↓↓↓

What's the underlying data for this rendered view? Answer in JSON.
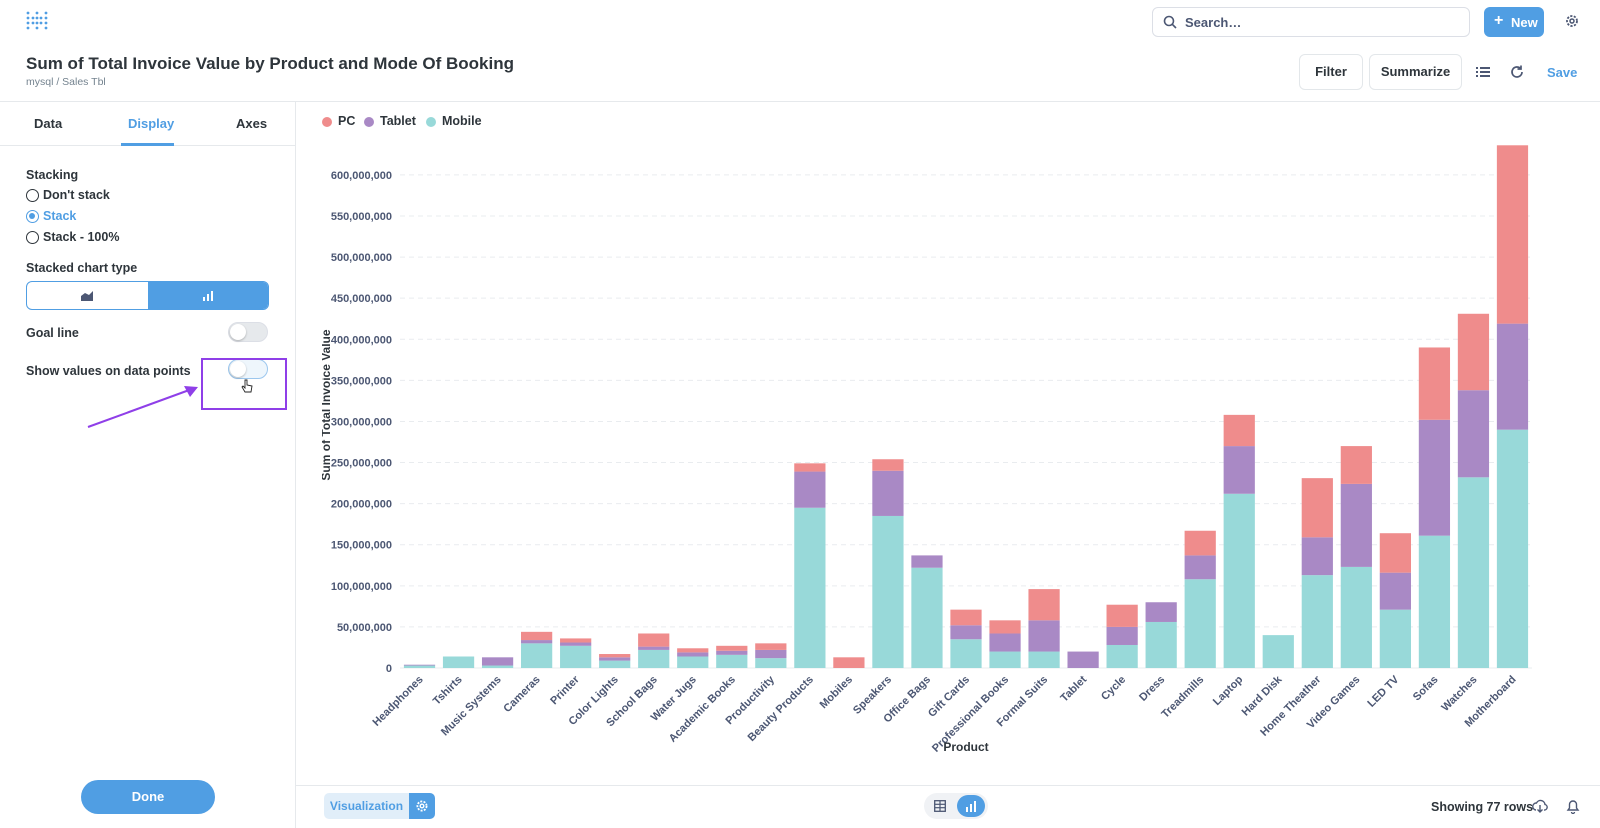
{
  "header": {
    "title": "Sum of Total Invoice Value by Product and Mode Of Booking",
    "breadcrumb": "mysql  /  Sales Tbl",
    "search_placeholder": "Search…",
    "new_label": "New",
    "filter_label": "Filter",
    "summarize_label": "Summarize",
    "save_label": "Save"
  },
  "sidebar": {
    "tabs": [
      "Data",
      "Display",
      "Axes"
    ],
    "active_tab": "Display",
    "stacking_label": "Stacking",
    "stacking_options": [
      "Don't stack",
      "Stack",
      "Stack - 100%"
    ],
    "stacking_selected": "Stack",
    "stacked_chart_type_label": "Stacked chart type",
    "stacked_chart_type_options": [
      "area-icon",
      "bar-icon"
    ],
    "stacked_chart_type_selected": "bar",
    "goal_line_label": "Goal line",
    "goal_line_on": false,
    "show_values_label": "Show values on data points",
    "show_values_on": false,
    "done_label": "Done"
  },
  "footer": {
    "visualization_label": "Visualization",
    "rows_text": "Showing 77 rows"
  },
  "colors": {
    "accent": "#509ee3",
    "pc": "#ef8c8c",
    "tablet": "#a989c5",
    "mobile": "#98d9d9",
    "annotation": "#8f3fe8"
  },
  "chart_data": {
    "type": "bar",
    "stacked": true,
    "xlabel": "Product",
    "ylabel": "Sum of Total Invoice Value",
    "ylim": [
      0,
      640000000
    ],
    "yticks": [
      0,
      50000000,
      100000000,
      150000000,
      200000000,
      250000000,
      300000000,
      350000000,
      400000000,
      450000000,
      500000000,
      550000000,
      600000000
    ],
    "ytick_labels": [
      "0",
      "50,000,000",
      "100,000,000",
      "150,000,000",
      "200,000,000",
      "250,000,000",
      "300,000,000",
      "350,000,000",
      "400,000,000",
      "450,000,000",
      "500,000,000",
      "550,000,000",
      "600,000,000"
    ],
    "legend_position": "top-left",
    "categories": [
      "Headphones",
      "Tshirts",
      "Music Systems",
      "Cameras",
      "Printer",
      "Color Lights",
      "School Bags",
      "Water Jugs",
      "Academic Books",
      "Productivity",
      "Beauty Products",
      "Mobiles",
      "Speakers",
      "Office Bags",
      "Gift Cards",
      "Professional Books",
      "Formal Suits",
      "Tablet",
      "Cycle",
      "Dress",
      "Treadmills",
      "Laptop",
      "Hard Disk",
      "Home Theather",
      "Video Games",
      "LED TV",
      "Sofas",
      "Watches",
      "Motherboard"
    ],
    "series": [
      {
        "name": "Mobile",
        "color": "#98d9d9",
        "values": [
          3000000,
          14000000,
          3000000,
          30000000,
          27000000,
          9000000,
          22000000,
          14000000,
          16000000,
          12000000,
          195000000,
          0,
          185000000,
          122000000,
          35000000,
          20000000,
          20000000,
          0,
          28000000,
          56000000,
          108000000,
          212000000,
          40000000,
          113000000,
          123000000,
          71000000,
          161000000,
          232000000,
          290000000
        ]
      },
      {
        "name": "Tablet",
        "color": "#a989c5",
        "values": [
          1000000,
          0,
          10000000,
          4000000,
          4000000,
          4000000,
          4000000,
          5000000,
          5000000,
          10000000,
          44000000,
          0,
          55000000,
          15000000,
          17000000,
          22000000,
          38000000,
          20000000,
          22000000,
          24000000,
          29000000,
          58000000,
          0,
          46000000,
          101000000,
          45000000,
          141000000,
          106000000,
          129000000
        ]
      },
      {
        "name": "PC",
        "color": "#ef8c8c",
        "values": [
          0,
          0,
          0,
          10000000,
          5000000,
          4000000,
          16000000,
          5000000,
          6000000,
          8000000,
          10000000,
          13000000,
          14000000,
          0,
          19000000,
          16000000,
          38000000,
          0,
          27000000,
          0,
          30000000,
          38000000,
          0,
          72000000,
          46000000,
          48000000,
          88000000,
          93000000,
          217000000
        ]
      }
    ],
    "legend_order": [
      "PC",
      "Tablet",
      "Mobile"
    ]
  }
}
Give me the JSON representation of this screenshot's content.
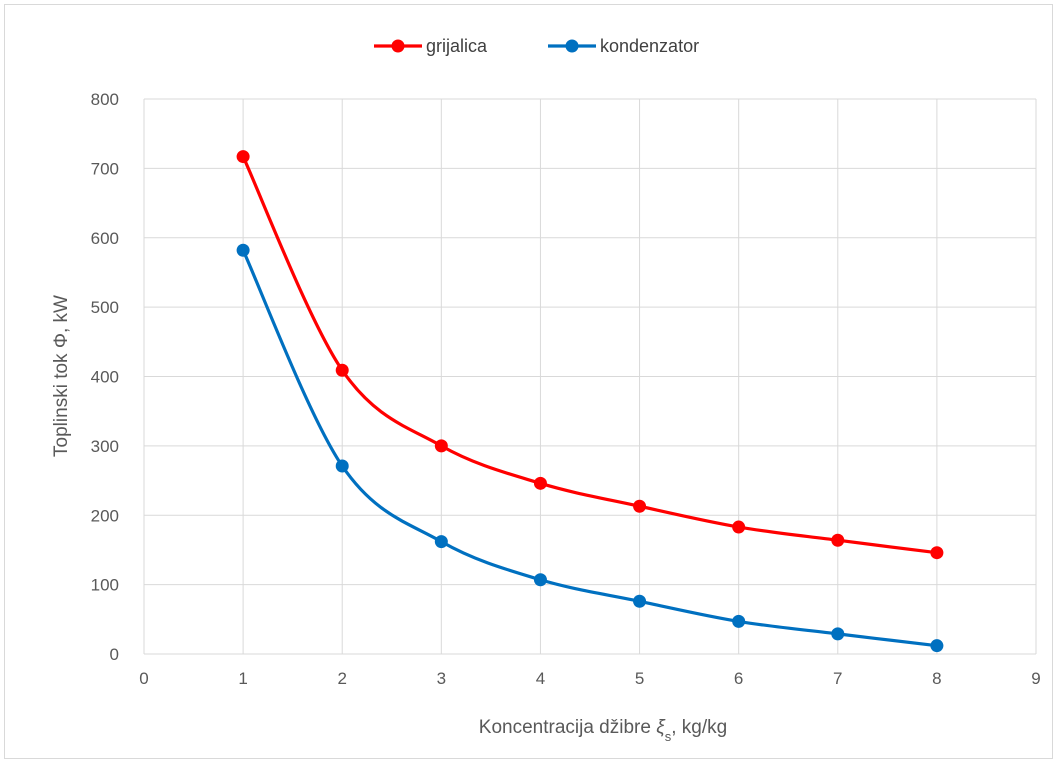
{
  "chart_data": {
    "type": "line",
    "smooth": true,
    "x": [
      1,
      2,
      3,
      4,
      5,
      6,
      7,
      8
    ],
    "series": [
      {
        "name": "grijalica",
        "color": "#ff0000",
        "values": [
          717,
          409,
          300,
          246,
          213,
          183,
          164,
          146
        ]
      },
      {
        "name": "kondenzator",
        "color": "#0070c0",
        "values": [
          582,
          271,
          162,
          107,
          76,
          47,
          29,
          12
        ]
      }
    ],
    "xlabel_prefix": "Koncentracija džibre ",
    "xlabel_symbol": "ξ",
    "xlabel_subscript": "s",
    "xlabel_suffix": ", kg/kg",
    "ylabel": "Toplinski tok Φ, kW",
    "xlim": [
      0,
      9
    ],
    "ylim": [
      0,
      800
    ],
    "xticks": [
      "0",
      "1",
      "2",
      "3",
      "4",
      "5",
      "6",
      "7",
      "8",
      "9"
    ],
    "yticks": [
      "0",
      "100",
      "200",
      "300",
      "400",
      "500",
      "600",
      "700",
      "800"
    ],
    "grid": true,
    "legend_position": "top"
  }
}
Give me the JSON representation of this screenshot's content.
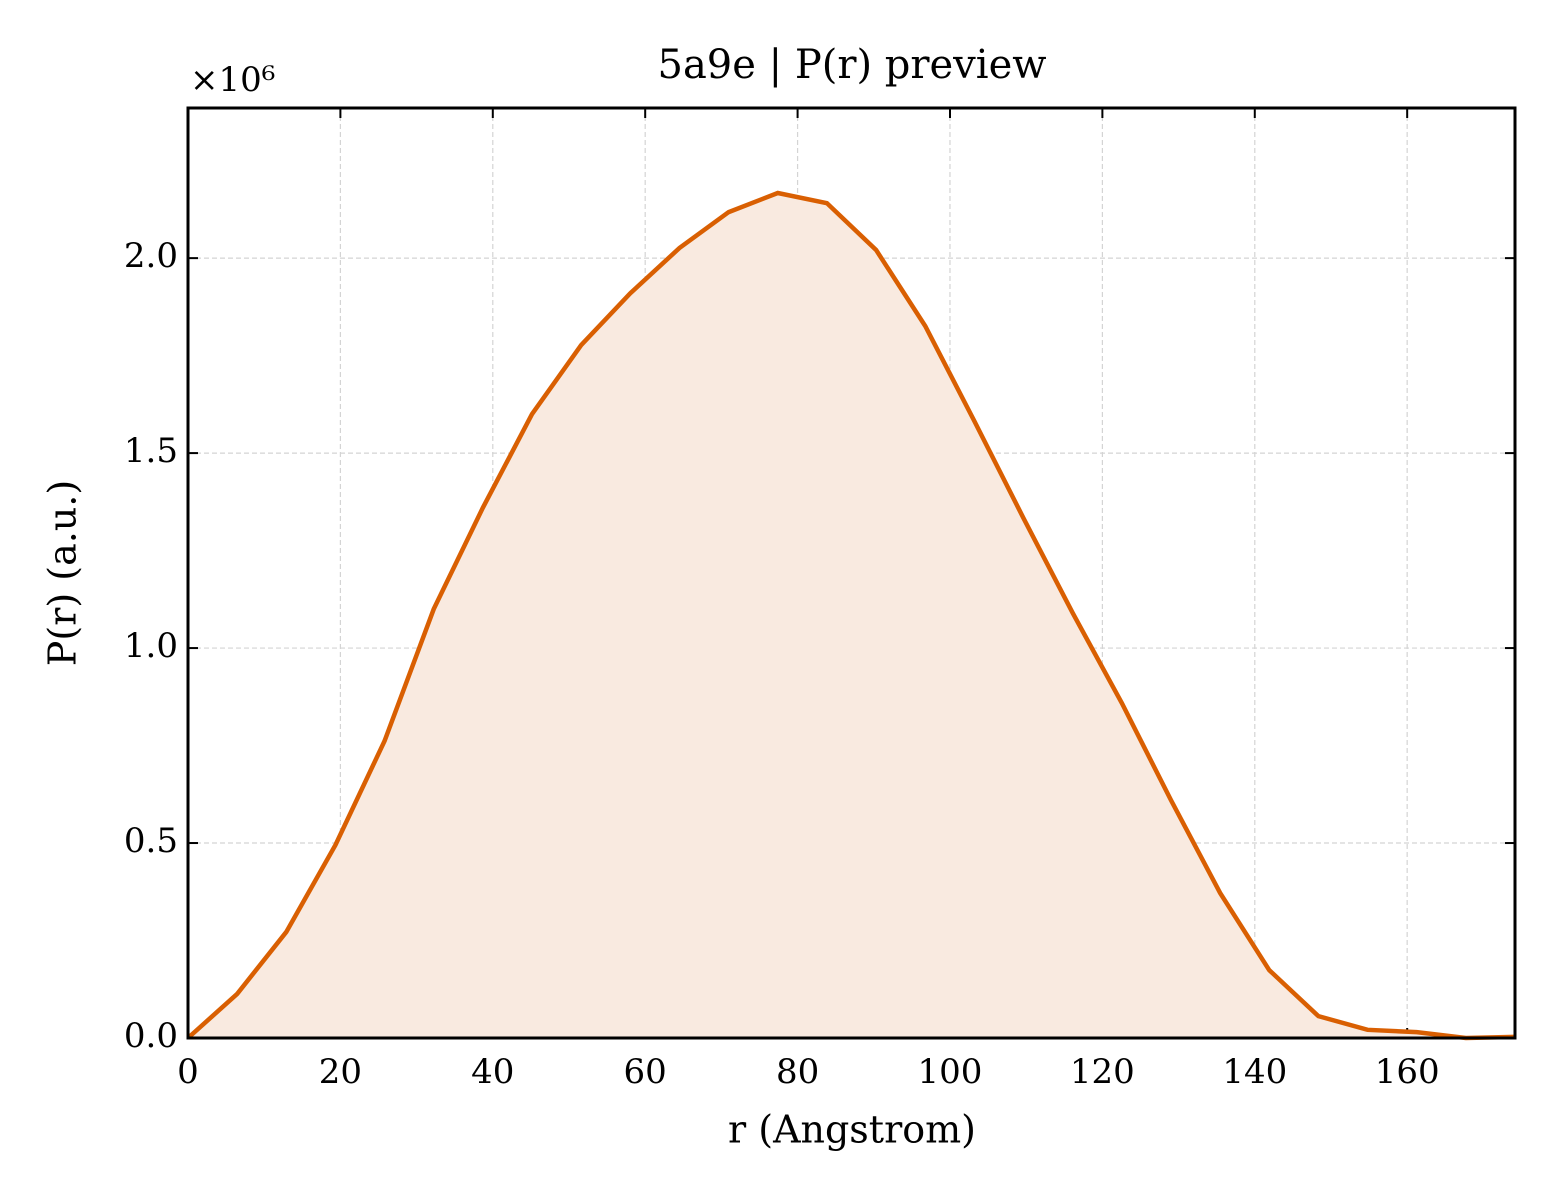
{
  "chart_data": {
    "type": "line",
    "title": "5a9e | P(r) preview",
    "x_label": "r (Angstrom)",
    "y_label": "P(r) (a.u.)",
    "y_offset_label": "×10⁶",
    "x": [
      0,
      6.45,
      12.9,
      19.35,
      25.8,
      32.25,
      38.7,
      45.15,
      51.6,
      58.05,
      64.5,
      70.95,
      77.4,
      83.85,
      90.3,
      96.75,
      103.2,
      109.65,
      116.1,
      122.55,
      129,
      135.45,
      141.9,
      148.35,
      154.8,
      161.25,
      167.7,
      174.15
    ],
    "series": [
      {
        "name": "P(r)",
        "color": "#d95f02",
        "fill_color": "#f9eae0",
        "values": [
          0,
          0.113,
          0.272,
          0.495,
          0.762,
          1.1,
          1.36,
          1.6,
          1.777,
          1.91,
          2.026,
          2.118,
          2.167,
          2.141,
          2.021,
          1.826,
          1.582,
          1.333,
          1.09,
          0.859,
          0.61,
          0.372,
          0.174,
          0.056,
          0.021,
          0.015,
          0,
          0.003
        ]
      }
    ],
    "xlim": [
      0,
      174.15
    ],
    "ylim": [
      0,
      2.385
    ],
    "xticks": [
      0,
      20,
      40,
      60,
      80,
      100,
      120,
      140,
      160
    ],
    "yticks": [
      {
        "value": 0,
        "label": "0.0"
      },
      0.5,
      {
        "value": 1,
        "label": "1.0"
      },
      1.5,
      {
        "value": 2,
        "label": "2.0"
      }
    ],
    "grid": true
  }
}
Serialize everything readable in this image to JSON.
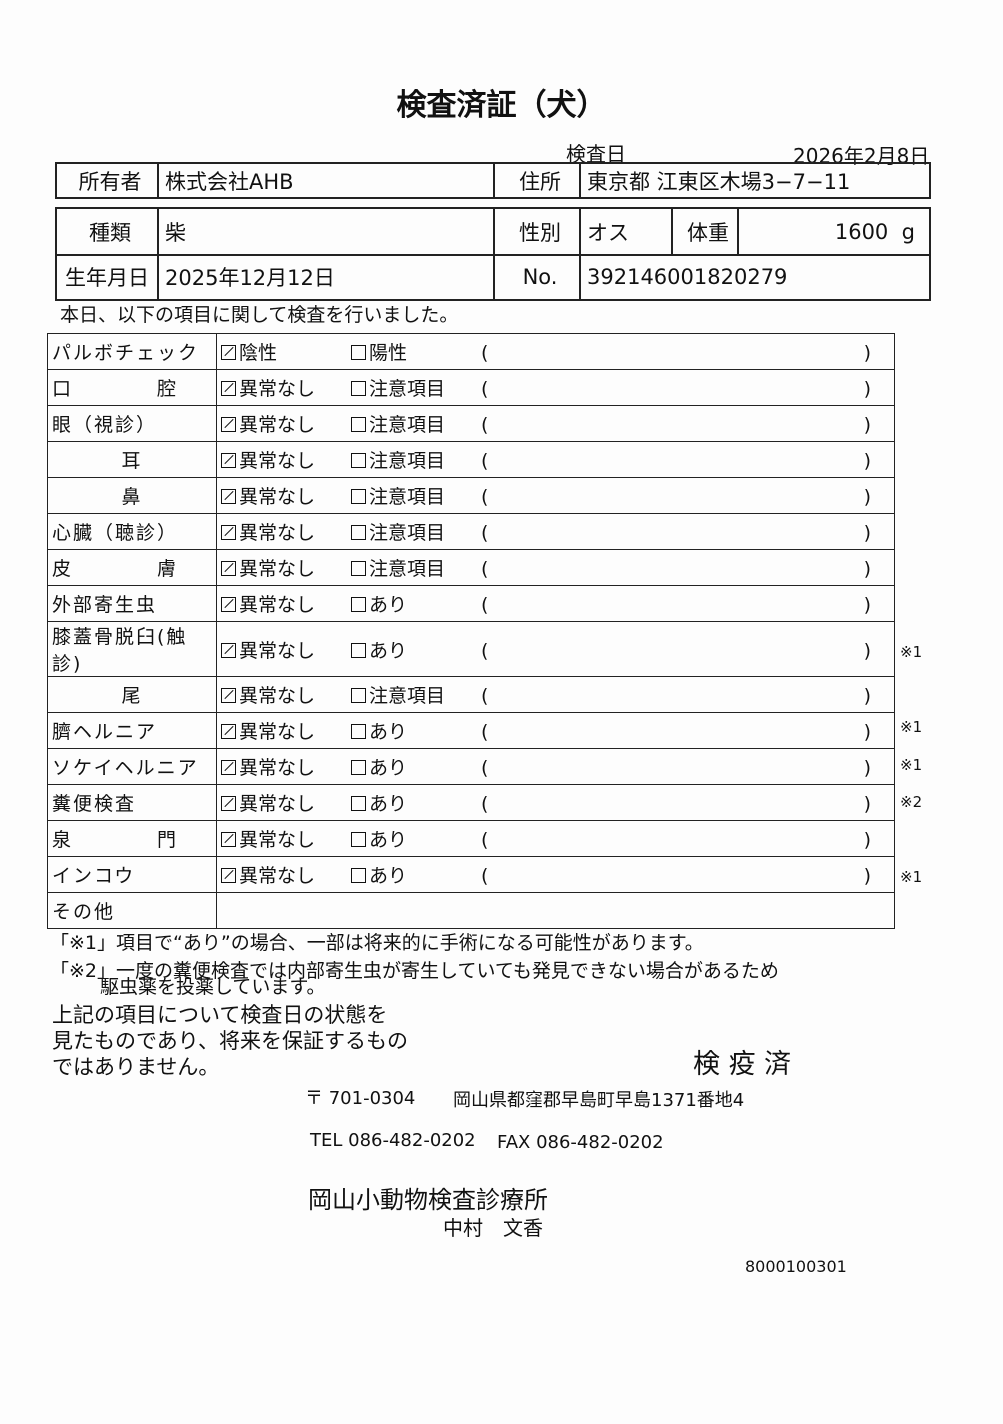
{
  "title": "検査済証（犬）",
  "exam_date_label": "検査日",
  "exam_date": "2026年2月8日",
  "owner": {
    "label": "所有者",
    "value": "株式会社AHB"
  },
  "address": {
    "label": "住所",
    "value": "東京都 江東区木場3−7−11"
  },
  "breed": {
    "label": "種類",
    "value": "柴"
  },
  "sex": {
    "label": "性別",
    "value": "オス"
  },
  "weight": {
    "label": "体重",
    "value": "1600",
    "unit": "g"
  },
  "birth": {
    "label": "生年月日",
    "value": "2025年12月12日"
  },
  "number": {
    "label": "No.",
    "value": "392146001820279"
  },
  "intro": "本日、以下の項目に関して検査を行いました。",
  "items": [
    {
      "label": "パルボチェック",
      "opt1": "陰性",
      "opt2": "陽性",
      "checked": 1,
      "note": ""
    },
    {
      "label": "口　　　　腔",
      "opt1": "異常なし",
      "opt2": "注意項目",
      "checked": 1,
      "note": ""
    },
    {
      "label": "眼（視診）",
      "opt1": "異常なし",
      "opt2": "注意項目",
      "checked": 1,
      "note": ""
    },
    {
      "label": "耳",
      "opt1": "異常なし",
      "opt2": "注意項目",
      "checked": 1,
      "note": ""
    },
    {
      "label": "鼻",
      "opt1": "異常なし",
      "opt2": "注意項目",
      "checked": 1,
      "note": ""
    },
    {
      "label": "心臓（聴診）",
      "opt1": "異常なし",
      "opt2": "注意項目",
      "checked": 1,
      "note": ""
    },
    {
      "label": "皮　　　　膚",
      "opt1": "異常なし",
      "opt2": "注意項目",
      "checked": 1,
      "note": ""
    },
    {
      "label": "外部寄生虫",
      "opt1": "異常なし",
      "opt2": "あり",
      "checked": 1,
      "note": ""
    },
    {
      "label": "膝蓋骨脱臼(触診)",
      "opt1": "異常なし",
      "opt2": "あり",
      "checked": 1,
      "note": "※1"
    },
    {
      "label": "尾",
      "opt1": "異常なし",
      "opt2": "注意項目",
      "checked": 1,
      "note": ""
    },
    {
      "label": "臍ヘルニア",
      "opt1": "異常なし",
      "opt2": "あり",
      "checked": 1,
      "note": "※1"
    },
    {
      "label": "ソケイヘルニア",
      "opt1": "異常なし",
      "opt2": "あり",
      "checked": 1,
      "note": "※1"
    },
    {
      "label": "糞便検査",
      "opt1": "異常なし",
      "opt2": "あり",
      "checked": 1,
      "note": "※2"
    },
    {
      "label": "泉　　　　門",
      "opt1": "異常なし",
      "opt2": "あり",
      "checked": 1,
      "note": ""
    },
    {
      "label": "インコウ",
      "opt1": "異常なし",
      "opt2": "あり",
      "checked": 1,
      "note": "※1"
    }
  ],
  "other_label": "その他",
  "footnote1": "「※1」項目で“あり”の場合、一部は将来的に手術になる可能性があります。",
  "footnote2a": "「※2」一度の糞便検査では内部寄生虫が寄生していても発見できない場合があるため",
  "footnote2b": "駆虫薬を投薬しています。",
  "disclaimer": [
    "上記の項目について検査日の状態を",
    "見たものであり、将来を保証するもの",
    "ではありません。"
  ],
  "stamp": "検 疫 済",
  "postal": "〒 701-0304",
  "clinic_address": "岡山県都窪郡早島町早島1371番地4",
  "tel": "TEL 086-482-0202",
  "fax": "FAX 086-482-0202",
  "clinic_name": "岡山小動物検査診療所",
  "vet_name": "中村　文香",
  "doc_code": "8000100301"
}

↑↑↑

## Exercise instructions:
Return only the number of lines in the entries that contain the string "Invoice".

## Written reply:
2